» **Problem**:
Examine the material below and count the lines that hold the word "کالاهای". Report only the number.

-=-=-

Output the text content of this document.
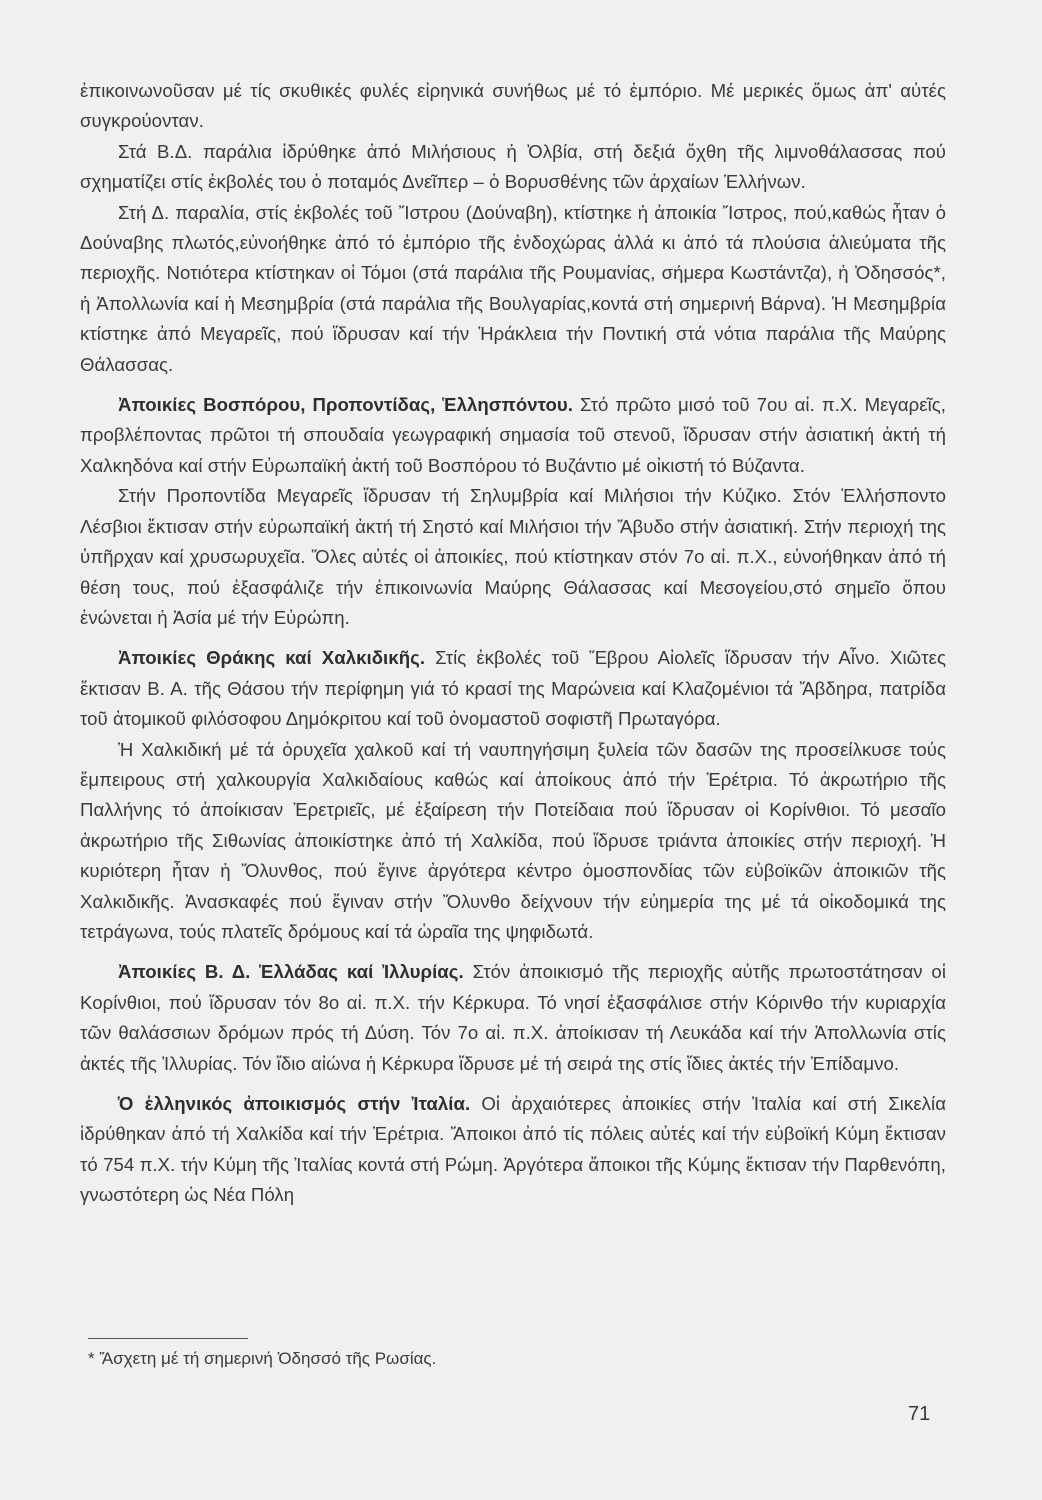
ἐπικοινωνοῦσαν μέ τίς σκυθικές φυλές εἰρηνικά συνήθως μέ τό ἐμπόριο. Μέ μερικές ὅμως ἀπ' αὐτές συγκρούονταν.

Στά Β.Δ. παράλια ἱδρύθηκε ἀπό Μιλήσιους ἡ Ὀλβία, στή δεξιά ὄχθη τῆς λιμνοθάλασσας πού σχηματίζει στίς ἐκβολές του ὁ ποταμός Δνεῖπερ – ὁ Βορυσθένης τῶν ἀρχαίων Ἑλλήνων.

Στή Δ. παραλία, στίς ἐκβολές τοῦ Ἴστρου (Δούναβη), κτίστηκε ἡ ἀποικία Ἴστρος, πού,καθώς ἦταν ὁ Δούναβης πλωτός,εὐνοήθηκε ἀπό τό ἐμπόριο τῆς ἐνδοχώρας ἀλλά κι ἀπό τά πλούσια ἁλιεύματα τῆς περιοχῆς. Νοτιότερα κτίστηκαν οἱ Τόμοι (στά παράλια τῆς Ρουμανίας, σήμερα Κωστάντζα), ἡ Ὀδησσός*, ἡ Ἀπολλωνία καί ἡ Μεσημβρία (στά παράλια τῆς Βουλγαρίας,κοντά στή σημερινή Βάρνα). Ἡ Μεσημβρία κτίστηκε ἀπό Μεγαρεῖς, πού ἵδρυσαν καί τήν Ἡράκλεια τήν Ποντική στά νότια παράλια τῆς Μαύρης Θάλασσας.

Ἀποικίες Βοσπόρου, Προποντίδας, Ἑλλησπόντου. Στό πρῶτο μισό τοῦ 7ου αἰ. π.Χ. Μεγαρεῖς, προβλέποντας πρῶτοι τή σπουδαία γεωγραφική σημασία τοῦ στενοῦ, ἵδρυσαν στήν ἀσιατική ἀκτή τή Χαλκηδόνα καί στήν Εὐρωπαϊκή ἀκτή τοῦ Βοσπόρου τό Βυζάντιο μέ οἰκιστή τό Βύζαντα.

Στήν Προποντίδα Μεγαρεῖς ἵδρυσαν τή Σηλυμβρία καί Μιλήσιοι τήν Κύζικο. Στόν Ἑλλήσποντο Λέσβιοι ἔκτισαν στήν εὐρωπαϊκή ἀκτή τή Σηστό καί Μιλήσιοι τήν Ἄβυδο στήν ἀσιατική. Στήν περιοχή της ὑπῆρχαν καί χρυσωρυχεῖα. Ὅλες αὐτές οἱ ἀποικίες, πού κτίστηκαν στόν 7ο αἰ. π.Χ., εὐνοήθηκαν ἀπό τή θέση τους, πού ἐξασφάλιζε τήν ἐπικοινωνία Μαύρης Θάλασσας καί Μεσογείου,στό σημεῖο ὅπου ἑνώνεται ἡ Ἀσία μέ τήν Εὐρώπη.

Ἀποικίες Θράκης καί Χαλκιδικῆς. Στίς ἐκβολές τοῦ Ἕβρου Αἰολεῖς ἵδρυσαν τήν Αἶνο. Χιῶτες ἔκτισαν Β. Α. τῆς Θάσου τήν περίφημη γιά τό κρασί της Μαρώνεια καί Κλαζομένιοι τά Ἄβδηρα, πατρίδα τοῦ ἀτομικοῦ φιλόσοφου Δημόκριτου καί τοῦ ὀνομαστοῦ σοφιστῆ Πρωταγόρα.

Ἡ Χαλκιδική μέ τά ὀρυχεῖα χαλκοῦ καί τή ναυπηγήσιμη ξυλεία τῶν δασῶν της προσείλκυσε τούς ἔμπειρους στή χαλκουργία Χαλκιδαίους καθώς καί ἀποίκους ἀπό τήν Ἐρέτρια. Τό ἀκρωτήριο τῆς Παλλήνης τό ἀποίκισαν Ἐρετριεῖς, μέ ἐξαίρεση τήν Ποτείδαια πού ἵδρυσαν οἱ Κορίνθιοι. Τό μεσαῖο ἀκρωτήριο τῆς Σιθωνίας ἀποικίστηκε ἀπό τή Χαλκίδα, πού ἵδρυσε τριάντα ἀποικίες στήν περιοχή. Ἡ κυριότερη ἦταν ἡ Ὄλυνθος, πού ἔγινε ἀργότερα κέντρο ὁμοσπονδίας τῶν εὐβοϊκῶν ἀποικιῶν τῆς Χαλκιδικῆς. Ἀνασκαφές πού ἔγιναν στήν Ὄλυνθο δείχνουν τήν εὐημερία της μέ τά οἰκοδομικά της τετράγωνα, τούς πλατεῖς δρόμους καί τά ὡραῖα της ψηφιδωτά.

Ἀποικίες Β. Δ. Ἑλλάδας καί Ἰλλυρίας. Στόν ἀποικισμό τῆς περιοχῆς αὐτῆς πρωτοστάτησαν οἱ Κορίνθιοι, πού ἵδρυσαν τόν 8ο αἰ. π.Χ. τήν Κέρκυρα. Τό νησί ἐξασφάλισε στήν Κόρινθο τήν κυριαρχία τῶν θαλάσσιων δρόμων πρός τή Δύση. Τόν 7ο αἰ. π.Χ. ἀποίκισαν τή Λευκάδα καί τήν Ἀπολλωνία στίς ἀκτές τῆς Ἰλλυρίας. Τόν ἴδιο αἰώνα ἡ Κέρκυρα ἵδρυσε μέ τή σειρά της στίς ἴδιες ἀκτές τήν Ἐπίδαμνο.

Ὁ ἑλληνικός ἀποικισμός στήν Ἰταλία. Οἱ ἀρχαιότερες ἀποικίες στήν Ἰταλία καί στή Σικελία ἱδρύθηκαν ἀπό τή Χαλκίδα καί τήν Ἐρέτρια. Ἄποικοι ἀπό τίς πόλεις αὐτές καί τήν εὐβοϊκή Κύμη ἔκτισαν τό 754 π.Χ. τήν Κύμη τῆς Ἰταλίας κοντά στή Ρώμη. Ἀργότερα ἄποικοι τῆς Κύμης ἔκτισαν τήν Παρθενόπη, γνωστότερη ὡς Νέα Πόλη

* Ἄσχετη μέ τή σημερινή Ὀδησσό τῆς Ρωσίας.
71
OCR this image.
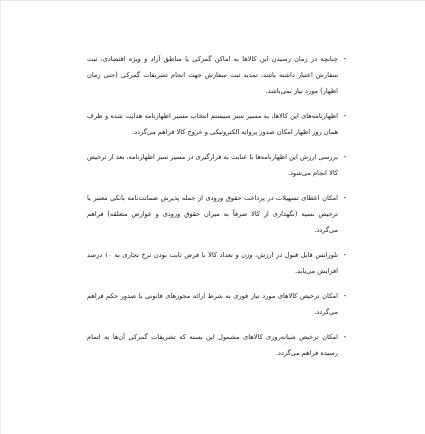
-
چنانچه در زمان رسیدن این کالاها به اماکن گمرکی یا مناطق آزاد و ویژه اقتصادی، ثبت سفارش اعتبار داشته باشد، تمدید ثبت سفارش جهت انجام تشریفات گمرکی (حتی زمان اظهار) مورد نیاز نمی‌باشد.
-
اظهارنامه‌های این کالاها، به مسیر سبز سیستم انتخاب مسیر اظهارنامه هدایت شده و ظرف همان روز اظهار امکان صدور پروانه الکترونیکی و خروج کالا فراهم می‌گردد.
-
بررسی ارزش این اظهارنامه‌ها با عنایت به قرارگیری در مسیر سبز اظهارنامه، بعد از ترخیص کالا انجام می‌شود.
-
امکان اعطای تسهیلات در پرداخت حقوق ورودی از جمله پذیرش ضمانت‌نامه بانکی معتبر یا ترخیص نسیه (نگهداری از کالا صرفاً به میزان حقوق ورودی و عوارض متعلقه) فراهم می‌گردد.
-
تلورانس قابل قبول در ارزش، وزن و تعداد کالا با فرض ثابت بودن نرخ تجاری به ۱۰ درصد افزایش می‌یابد.
-
امکان ترخیص کالاهای مورد نیاز فوری به شرط ارائه مجوزهای قانونی با صدور حکم فراهم می‌گردد.
-
امکان ترخیص شبانه‌روزی کالاهای مشمول این بسته که تشریفات گمرکی آن‌ها به اتمام رسیده فراهم می‌گردد.
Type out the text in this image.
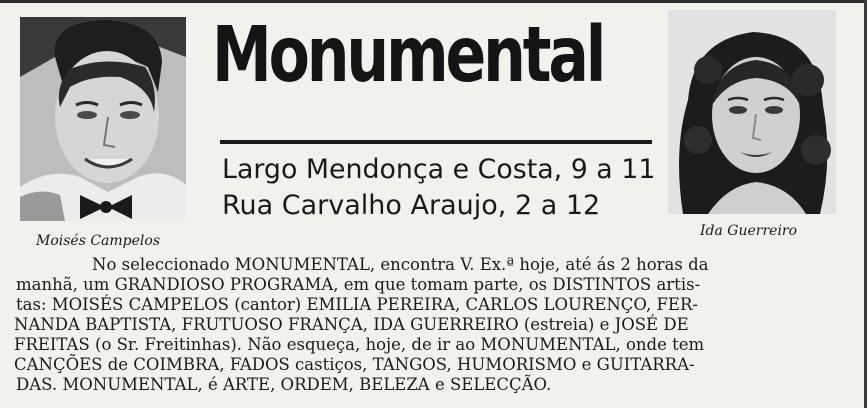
Moisés Campelos
Monumental
Largo Mendonça e Costa, 9 a 11
Rua Carvalho Araujo, 2 a 12
Ida Guerreiro
No seleccionado MONUMENTAL, encontra V. Ex.ª hoje, até ás 2 horas da
manhã, um GRANDIOSO PROGRAMA, em que tomam parte, os DISTINTOS artis-
tas: MOISÉS CAMPELOS (cantor) EMILIA PEREIRA, CARLOS LOURENÇO, FER-
NANDA BAPTISTA, FRUTUOSO FRANÇA, IDA GUERREIRO (estreia) e JOSÉ DE
FREITAS (o Sr. Freitinhas). Não esqueça, hoje, de ir ao MONUMENTAL, onde tem
CANÇÕES de COIMBRA, FADOS castiços, TANGOS, HUMORISMO e GUITARRA-
DAS. MONUMENTAL, é ARTE, ORDEM, BELEZA e SELECÇÃO.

-=-=-

» **Answer to this problem**:
2